■ Goal of the exercise ■
Go through the listing beneath this task and return every line that carries the string "text".
□ □ □ □
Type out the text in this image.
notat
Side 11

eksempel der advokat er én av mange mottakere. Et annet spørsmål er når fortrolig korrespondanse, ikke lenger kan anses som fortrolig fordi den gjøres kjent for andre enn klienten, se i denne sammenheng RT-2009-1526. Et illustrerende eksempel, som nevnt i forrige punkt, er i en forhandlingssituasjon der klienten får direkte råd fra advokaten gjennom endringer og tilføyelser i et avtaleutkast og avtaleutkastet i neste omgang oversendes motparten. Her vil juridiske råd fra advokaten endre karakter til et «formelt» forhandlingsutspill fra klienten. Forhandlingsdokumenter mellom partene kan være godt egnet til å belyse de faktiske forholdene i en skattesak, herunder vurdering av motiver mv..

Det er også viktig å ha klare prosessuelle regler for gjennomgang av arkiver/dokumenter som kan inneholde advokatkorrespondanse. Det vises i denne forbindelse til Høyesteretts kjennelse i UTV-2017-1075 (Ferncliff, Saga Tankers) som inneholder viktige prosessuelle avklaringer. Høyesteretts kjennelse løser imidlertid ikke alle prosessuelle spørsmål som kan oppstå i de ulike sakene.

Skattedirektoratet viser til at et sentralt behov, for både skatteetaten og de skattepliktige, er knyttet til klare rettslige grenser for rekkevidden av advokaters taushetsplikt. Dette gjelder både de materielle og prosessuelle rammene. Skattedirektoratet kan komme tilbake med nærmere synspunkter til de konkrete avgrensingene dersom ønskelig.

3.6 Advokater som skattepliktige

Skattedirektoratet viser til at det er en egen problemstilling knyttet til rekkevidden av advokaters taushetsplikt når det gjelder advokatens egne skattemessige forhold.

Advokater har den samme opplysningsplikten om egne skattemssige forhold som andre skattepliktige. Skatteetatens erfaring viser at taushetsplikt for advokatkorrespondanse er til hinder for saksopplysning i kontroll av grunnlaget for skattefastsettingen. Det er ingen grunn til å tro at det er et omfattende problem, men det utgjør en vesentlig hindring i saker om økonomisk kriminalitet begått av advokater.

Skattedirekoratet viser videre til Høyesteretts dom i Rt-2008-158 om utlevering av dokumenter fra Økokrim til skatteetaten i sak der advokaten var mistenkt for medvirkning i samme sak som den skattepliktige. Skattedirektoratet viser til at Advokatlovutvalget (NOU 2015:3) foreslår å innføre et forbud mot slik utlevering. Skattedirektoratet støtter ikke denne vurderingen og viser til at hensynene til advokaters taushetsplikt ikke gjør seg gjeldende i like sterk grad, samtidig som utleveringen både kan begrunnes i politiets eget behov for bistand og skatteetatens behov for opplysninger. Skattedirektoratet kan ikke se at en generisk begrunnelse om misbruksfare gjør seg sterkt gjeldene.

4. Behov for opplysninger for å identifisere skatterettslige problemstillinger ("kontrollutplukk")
□ □ □ □
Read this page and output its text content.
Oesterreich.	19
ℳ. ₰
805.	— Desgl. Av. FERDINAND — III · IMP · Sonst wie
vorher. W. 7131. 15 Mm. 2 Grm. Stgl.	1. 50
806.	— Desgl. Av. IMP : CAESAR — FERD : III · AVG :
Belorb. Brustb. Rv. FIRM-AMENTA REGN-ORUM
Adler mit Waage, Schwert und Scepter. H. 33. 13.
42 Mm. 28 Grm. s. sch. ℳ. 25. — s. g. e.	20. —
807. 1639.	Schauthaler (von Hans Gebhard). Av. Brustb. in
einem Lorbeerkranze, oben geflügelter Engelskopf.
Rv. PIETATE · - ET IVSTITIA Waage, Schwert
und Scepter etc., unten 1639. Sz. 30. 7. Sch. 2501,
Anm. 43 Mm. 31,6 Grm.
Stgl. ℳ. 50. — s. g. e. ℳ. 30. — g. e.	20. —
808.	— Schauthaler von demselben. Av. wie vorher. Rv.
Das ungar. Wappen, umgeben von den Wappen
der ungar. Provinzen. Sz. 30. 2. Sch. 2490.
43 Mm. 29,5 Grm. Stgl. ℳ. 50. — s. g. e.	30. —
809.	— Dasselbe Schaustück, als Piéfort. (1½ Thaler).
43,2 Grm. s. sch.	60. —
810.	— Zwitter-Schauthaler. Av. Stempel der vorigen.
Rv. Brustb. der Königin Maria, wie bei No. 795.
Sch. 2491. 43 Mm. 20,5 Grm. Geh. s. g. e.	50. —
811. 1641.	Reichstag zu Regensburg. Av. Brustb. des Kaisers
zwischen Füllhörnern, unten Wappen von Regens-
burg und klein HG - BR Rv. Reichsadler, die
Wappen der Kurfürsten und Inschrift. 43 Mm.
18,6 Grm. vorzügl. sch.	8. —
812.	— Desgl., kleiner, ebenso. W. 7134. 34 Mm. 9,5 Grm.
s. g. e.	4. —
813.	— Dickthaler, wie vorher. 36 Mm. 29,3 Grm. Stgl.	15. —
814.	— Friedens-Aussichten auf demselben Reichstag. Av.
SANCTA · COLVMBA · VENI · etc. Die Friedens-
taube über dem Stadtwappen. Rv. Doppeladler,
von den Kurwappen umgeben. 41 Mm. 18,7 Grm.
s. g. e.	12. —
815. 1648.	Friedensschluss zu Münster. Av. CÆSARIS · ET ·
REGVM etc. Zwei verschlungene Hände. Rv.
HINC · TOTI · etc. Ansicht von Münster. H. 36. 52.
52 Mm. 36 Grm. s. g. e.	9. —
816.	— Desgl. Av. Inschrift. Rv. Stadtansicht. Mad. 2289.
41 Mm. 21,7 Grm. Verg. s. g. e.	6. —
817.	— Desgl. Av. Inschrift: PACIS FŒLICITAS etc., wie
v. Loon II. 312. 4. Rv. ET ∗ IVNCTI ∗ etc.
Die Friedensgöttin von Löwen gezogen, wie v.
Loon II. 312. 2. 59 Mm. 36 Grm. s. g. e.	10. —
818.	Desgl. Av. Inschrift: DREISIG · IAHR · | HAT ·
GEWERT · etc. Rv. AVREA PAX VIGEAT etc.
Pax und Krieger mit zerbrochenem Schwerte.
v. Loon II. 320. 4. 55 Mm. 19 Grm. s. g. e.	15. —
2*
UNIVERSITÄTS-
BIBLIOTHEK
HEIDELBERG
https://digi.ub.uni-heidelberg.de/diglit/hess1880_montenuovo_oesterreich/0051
□ □ □ □
■ Task result ■
Type out the text in this image.
Read this page and output its text content.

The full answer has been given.